** Exercise tasks **
1. In the outage report, how often did the deprecated cron job recreate the test namespace?
2. Copy the outage report word for word, starting at "3. Shared rate" and ending at "valid existing certificates.".
3. List the short headings of the lessons learned in the outage report.

======== Selected excerpt

Two compounding misconfigurations led to the outage:

  1. Faulty test environment cron job: A deprecated cron job in our test environment was configured to recreate the test namespace every 2 minutes to "reset" state, but was not disabled after the test completed. Each namespace recreation triggered a new ingress deployment, which cert-manager processed as a request for a new certificate for test.example.com, even though the existing certificate was still valid for 89 days.
  2. Cert-manager misconfiguration: Our cert-manager ClusterIssuer was configured with cert-manager.io/preserveCerts: "false", meaning existing Certificate resources were deleted and recreated on every ingress update. When the Let's Encrypt rate limit hit, cert-manager could not provision new certificates, but had already deleted valid production certificates during a separate deployment, leaving ingress endpoints with no valid TLS cert.
  3. Shared rate limit scope: All environments (test, staging, production) used the same primary Let's Encrypt account, so excessive requests from the test environment triggered rate limits that blocked production certificate renewals.

Remediation Steps

  • Immediately disabled the faulty test environment cron job to stop excessive certificate requests.
  • Updated cert-manager ClusterIssuer to set cert-manager.io/preserveCerts: "true" to prevent deletion of valid existing certificates.
  • Switched production ingress to use a secondary Let's Encrypt account that had not hit rate limits, allowing immediate provisioning of new certificates.
  • Deployed new certificates to all production ingress resources and verified TLS termination worked correctly.
  • Submitted a rate limit waiver request to Let's Encrypt for our primary account, which was approved 24 hours later.

Lessons Learned

  • Isolate environments by Let's Encrypt account: Use separate Let's Encrypt accounts for test/staging and production to prevent cross-environment rate limit contamination.
  • Test cert-manager changes in staging: All cert-manager configuration updates must be tested in a staging environment with simulated rate limit errors before production deployment.
  • Add alerting for cert-manager errors: Implement alerts for HTTP 429 errors from Let's Encrypt, certificate expiration < 7 days, and failed cert provisioning attempts.
  • Preserve existing certificates: Never delete valid existing certificates on ingress updates unless the certificate's domain set has changed. Use cert-manager's preserveCerts setting to enforce this.
  • CI/CD pipeline guards: Add checks to prevent excessive redeployments of ingress resources (e.g., rate limit ingress deployments to 2 per hour per namespace).
  • Backup TLS certificates: Store backup copies of all production TLS certificates in a secure vault to deploy quickly if cert-manager fails.

Conclusion

This outage was entirely preventable with better environment isolation and cert-manager configuration. We have implemented all remediation steps and lessons learned to ensure this type of incident does not recur. We also thank Let's Encrypt for their quick waiver approval and ongoing work providing free TLS certificates to the web.

================
======== Data records

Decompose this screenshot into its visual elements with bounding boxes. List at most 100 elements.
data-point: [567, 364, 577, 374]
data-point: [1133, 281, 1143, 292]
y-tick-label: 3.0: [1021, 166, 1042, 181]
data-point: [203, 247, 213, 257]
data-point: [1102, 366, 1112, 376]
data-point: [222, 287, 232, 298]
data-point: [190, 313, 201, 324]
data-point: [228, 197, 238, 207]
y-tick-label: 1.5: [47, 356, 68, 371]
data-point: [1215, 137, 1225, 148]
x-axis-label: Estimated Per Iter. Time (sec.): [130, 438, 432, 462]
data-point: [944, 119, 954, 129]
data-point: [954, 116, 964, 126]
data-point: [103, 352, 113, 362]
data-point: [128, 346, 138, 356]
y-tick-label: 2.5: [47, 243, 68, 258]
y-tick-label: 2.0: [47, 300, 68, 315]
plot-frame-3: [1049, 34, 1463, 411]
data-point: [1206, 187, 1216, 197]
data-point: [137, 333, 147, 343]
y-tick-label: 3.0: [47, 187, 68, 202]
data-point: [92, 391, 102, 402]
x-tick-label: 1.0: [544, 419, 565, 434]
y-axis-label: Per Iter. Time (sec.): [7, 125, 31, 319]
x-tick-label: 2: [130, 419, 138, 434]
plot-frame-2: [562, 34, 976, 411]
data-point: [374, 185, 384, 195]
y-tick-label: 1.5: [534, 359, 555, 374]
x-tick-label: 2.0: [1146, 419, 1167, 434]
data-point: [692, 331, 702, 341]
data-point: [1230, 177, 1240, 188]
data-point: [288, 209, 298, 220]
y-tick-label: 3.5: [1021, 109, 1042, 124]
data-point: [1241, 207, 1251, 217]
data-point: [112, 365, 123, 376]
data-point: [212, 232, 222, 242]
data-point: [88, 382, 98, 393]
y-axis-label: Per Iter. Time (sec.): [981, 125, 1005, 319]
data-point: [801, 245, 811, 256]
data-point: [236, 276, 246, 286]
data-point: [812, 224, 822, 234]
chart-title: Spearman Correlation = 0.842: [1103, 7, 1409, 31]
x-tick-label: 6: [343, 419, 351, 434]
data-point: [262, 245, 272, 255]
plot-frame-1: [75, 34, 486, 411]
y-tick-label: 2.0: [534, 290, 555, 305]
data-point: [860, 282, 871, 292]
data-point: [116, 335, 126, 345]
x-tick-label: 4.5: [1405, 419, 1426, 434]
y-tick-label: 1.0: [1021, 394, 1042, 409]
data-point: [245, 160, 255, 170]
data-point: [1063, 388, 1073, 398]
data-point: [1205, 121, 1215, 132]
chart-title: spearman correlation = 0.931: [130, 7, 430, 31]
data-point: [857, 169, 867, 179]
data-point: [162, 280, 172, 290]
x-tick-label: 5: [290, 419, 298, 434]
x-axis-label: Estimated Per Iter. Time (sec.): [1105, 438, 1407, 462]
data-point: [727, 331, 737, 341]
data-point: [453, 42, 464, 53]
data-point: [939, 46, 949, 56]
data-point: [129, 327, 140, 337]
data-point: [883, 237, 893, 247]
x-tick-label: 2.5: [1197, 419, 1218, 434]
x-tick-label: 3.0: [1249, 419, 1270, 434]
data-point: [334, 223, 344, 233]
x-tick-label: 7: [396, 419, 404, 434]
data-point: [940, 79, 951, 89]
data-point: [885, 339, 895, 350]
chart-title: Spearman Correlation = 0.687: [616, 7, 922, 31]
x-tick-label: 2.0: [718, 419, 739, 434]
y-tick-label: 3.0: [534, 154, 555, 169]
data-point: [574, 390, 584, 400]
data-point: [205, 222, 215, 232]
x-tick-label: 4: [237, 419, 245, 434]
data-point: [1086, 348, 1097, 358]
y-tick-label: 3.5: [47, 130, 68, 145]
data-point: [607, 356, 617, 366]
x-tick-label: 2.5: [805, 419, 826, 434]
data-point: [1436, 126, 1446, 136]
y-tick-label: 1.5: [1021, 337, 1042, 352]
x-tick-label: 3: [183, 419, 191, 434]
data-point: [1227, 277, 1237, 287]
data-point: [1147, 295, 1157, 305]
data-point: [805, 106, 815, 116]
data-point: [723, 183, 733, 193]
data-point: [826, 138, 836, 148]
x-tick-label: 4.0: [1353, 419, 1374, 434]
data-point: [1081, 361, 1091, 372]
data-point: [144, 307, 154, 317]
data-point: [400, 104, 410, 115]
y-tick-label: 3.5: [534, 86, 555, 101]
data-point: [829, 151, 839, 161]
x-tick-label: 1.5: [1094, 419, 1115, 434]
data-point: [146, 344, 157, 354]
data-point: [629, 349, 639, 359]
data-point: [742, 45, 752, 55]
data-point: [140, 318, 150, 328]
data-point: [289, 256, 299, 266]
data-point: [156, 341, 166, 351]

================

** Exercise responses **
1. Every 2 minutes.

2.
3. Shared rate limit scope: All environments (test, staging, production) used the same primary Let's Encrypt account, so excessive requests from the test environment triggered rate limits that blocked production certificate renewals.

Remediation Steps

  • Immediately disabled the faulty test environment cron job to stop excessive certificate requests.
  • Updated cert-manager ClusterIssuer to set cert-manager.io/preserveCerts: "true" to prevent deletion of valid existing certificates.

3.
- Isolate environments by Let's Encrypt account
- Test cert-manager changes in staging
- Add alerting for cert-manager errors
- Preserve existing certificates
- CI/CD pipeline guards
- Backup TLS certificates